DATA LISTING:
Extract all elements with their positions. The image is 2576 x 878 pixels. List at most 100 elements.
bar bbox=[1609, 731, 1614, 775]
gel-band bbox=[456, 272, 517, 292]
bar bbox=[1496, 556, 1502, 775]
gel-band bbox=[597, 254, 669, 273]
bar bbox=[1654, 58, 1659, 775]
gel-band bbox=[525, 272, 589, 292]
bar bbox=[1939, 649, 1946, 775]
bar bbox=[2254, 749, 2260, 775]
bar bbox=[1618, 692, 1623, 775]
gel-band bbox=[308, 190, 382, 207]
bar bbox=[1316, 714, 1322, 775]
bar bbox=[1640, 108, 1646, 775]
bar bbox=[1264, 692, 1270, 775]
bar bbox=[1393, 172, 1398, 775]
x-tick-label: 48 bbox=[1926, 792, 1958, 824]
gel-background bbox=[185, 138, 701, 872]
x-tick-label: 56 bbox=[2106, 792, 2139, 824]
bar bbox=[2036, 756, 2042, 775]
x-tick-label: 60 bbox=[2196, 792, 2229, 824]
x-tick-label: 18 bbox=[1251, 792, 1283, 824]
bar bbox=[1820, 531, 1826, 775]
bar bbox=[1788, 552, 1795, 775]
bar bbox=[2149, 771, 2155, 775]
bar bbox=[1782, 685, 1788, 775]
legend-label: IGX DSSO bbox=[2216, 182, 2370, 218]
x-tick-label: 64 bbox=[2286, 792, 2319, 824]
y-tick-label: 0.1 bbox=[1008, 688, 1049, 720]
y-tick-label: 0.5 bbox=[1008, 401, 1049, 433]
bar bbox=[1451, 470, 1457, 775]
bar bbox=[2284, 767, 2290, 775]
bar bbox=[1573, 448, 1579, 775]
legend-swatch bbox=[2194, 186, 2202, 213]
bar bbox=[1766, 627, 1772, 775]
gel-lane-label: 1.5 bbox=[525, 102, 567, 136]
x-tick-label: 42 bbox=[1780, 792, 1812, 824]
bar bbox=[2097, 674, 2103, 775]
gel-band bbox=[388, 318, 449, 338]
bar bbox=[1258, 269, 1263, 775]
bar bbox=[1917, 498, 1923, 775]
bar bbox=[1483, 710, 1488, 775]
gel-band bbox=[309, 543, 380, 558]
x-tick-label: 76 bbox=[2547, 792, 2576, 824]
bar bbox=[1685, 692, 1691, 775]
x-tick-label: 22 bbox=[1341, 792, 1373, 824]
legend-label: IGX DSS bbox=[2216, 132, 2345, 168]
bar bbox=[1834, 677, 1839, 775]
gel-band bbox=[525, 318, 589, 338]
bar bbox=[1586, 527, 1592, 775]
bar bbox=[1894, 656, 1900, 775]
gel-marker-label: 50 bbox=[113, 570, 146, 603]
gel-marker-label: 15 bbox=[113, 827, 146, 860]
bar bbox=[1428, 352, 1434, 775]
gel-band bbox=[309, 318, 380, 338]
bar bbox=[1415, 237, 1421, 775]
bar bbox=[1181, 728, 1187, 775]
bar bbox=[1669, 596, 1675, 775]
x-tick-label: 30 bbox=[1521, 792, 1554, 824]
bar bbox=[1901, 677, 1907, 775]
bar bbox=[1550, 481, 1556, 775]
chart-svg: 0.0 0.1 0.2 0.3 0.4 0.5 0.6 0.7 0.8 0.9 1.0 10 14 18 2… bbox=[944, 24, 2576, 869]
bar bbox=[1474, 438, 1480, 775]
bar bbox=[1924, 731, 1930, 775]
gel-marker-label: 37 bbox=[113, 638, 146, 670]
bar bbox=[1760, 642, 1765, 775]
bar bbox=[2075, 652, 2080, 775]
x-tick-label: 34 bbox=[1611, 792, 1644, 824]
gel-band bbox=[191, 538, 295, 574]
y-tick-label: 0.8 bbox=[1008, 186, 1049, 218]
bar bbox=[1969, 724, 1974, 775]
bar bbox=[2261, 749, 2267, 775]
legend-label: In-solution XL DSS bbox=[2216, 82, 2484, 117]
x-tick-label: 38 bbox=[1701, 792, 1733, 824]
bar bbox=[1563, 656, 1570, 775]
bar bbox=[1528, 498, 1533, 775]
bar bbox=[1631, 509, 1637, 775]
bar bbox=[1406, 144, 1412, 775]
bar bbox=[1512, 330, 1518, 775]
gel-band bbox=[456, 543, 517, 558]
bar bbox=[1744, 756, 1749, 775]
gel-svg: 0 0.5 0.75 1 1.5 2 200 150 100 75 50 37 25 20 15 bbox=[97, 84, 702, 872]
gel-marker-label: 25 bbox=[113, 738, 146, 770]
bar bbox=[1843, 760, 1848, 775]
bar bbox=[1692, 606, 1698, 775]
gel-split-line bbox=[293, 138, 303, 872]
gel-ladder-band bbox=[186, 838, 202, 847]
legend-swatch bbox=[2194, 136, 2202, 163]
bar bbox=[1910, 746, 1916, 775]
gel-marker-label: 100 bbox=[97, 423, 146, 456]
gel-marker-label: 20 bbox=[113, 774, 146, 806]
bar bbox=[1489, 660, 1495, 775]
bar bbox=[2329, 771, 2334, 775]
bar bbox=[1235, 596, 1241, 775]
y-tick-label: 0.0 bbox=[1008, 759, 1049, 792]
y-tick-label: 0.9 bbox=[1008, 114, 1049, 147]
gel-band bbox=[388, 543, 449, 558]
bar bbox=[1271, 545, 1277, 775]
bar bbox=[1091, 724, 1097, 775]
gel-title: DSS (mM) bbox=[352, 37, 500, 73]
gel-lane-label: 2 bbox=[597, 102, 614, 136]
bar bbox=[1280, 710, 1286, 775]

WHAT IS EXPECTED: Copy the lines verbatim, from the first one through the line containing "gel-band bbox=[525, 272, 589, 292]", and include both of these end lines.

WRITTEN SOLUTION:
Extract all elements with their positions. The image is 2576 x 878 pixels. List at most 100 elements.
bar bbox=[1609, 731, 1614, 775]
gel-band bbox=[456, 272, 517, 292]
bar bbox=[1496, 556, 1502, 775]
gel-band bbox=[597, 254, 669, 273]
bar bbox=[1654, 58, 1659, 775]
gel-band bbox=[525, 272, 589, 292]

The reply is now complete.